What you need to do: Where a line contains the string "text", copy that line.

[Saved data entries]
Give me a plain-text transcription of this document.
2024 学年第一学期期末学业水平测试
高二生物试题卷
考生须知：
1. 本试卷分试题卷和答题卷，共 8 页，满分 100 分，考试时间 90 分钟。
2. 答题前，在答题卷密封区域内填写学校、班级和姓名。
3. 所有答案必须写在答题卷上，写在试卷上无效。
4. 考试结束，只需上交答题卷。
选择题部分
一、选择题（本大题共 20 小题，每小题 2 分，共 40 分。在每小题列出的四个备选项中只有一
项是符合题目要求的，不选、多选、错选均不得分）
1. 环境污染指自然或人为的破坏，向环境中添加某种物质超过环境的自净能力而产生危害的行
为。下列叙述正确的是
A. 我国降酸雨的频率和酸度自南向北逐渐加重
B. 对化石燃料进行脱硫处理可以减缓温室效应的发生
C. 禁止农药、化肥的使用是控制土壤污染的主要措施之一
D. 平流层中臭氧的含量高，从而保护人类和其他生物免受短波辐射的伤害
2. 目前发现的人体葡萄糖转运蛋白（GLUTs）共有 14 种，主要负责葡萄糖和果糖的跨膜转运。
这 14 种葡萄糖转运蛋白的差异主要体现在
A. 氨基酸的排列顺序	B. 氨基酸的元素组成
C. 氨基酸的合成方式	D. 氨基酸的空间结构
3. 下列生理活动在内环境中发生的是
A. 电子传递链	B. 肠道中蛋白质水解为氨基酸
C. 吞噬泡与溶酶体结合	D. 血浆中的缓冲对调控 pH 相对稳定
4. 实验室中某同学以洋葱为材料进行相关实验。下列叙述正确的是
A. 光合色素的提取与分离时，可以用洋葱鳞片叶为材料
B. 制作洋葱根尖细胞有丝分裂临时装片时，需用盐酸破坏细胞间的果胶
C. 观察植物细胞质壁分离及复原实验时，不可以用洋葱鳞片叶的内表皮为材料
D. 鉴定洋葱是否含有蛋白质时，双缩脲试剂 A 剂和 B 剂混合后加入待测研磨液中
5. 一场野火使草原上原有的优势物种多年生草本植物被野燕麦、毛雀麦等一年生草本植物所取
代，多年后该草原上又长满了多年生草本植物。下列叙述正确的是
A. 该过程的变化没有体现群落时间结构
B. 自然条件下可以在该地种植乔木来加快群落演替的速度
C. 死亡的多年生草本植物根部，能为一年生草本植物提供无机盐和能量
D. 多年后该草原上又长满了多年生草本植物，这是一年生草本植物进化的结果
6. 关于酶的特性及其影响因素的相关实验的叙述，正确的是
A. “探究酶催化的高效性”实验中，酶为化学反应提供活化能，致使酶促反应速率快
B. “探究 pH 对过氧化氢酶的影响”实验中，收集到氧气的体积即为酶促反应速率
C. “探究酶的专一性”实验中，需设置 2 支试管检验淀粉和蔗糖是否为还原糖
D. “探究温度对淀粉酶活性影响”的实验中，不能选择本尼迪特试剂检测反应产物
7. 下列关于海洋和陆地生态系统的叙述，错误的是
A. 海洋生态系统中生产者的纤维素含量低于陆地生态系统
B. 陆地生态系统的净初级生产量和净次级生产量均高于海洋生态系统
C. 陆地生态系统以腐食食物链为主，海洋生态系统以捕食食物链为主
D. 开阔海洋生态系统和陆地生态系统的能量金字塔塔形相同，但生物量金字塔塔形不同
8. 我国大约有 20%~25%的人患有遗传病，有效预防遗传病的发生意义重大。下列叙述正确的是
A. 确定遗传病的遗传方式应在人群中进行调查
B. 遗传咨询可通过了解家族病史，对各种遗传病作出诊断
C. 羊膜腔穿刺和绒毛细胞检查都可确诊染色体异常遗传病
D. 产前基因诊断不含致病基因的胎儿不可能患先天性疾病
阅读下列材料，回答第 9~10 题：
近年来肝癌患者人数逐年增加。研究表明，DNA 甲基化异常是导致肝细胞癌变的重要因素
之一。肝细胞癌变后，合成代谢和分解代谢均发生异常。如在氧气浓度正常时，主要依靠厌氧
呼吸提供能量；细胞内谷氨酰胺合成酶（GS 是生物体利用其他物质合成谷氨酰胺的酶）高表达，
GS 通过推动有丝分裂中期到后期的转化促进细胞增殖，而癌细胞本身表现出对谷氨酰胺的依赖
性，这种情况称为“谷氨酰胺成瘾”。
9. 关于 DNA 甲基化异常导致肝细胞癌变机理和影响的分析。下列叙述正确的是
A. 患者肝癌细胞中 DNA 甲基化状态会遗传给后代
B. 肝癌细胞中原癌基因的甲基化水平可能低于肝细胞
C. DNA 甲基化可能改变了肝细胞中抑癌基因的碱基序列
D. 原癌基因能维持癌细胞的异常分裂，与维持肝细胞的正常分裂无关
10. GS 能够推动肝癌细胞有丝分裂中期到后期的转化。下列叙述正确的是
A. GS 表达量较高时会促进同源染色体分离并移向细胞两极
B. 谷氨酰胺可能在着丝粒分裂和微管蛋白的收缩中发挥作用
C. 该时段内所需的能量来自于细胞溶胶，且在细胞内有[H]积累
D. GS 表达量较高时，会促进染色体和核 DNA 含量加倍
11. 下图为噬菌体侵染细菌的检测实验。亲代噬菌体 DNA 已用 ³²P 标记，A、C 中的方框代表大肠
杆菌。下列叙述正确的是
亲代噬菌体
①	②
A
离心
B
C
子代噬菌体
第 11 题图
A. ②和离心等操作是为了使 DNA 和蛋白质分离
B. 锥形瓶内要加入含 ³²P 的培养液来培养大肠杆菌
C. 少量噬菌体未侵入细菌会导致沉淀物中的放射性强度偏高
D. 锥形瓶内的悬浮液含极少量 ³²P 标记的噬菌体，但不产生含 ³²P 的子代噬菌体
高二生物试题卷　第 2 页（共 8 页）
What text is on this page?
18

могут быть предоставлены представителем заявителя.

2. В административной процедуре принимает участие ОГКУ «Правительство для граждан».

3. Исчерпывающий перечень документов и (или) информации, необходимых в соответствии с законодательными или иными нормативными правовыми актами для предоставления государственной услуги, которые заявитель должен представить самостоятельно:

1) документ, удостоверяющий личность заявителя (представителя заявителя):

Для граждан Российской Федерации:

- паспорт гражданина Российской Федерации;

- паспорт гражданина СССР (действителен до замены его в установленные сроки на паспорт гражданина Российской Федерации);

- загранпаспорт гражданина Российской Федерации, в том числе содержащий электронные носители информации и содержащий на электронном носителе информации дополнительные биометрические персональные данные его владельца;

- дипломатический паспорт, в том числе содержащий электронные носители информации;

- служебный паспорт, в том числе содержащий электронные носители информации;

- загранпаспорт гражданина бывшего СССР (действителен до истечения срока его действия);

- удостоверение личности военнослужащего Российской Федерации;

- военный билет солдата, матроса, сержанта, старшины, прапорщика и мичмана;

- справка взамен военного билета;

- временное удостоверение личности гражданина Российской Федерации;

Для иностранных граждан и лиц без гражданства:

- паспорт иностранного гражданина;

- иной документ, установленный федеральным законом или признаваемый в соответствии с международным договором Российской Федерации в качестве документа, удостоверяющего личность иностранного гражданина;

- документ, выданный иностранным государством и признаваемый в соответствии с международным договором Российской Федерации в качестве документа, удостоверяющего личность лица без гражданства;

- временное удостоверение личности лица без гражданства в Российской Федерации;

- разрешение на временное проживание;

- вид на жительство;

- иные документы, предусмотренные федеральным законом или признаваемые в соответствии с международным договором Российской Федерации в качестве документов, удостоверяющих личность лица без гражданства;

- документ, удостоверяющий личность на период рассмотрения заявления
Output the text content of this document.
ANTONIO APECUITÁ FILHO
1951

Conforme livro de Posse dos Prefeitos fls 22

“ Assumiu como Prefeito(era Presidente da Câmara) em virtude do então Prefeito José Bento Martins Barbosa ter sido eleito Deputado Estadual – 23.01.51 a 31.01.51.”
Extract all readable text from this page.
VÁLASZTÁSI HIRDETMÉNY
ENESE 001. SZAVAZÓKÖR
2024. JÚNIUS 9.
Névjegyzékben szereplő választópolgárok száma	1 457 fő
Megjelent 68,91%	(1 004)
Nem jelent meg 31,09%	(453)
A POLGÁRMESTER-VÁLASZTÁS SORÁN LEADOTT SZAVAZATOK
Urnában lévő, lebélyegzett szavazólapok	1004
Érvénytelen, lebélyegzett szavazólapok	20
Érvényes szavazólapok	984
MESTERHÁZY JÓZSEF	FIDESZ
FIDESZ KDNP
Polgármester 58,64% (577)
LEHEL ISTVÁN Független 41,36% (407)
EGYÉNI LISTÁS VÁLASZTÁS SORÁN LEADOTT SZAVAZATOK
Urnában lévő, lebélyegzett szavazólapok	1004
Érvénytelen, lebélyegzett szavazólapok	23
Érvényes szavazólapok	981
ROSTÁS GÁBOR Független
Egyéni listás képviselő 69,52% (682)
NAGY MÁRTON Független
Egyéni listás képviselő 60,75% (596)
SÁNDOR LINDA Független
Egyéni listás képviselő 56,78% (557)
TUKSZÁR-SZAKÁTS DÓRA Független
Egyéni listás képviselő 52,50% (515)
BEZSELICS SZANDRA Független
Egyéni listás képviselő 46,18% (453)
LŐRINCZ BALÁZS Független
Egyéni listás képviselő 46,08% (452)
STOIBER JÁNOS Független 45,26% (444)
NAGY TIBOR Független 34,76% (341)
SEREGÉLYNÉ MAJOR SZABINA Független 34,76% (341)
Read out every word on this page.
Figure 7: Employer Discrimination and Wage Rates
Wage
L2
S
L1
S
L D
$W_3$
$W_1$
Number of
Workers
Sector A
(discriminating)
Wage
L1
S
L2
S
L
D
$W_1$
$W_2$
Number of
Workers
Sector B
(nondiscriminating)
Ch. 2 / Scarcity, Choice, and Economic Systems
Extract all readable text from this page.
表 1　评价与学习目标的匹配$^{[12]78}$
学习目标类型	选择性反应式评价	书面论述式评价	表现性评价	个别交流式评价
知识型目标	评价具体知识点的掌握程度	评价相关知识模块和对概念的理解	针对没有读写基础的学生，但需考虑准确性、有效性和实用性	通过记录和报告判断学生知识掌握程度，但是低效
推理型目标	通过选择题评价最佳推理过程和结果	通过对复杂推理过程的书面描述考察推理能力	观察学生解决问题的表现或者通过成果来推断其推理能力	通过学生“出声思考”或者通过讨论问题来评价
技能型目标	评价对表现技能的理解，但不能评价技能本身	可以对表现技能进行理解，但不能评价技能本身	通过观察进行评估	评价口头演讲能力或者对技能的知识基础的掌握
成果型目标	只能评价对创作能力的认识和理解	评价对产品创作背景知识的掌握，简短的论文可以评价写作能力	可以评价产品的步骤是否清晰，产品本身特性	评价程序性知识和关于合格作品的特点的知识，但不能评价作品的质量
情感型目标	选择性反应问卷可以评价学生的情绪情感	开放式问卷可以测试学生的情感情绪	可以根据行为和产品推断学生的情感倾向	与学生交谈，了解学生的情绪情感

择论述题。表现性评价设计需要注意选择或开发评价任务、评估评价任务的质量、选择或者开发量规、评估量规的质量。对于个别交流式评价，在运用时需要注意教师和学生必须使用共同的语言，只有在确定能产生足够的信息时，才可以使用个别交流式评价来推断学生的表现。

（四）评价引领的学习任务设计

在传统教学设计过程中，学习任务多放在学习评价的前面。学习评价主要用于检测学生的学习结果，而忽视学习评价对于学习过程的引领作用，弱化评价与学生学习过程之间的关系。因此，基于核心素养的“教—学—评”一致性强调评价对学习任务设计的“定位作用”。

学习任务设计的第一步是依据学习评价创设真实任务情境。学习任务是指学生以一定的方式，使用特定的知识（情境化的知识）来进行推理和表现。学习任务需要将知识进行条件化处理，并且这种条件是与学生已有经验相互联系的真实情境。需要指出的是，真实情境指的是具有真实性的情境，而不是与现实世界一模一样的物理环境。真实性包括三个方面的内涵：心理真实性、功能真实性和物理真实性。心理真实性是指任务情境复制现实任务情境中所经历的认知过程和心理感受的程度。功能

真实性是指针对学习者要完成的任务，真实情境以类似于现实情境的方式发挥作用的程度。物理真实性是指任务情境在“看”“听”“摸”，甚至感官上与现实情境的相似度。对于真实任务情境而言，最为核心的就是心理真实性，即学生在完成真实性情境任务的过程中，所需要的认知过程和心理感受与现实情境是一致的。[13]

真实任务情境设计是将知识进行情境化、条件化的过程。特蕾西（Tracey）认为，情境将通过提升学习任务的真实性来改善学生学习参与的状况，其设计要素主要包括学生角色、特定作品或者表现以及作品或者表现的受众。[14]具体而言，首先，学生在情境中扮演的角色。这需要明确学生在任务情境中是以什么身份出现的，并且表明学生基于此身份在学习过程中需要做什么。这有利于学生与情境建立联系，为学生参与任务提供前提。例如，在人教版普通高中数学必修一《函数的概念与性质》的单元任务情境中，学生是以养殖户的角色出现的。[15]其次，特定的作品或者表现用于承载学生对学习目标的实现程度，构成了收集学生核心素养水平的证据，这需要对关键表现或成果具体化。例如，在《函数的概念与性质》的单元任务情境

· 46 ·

Answer to this task:
Give me a plain-text transcription of this document.
What text is on this page?
Output the text content of this document.
Extract all readable text from this page.
Extract all readable text from this page.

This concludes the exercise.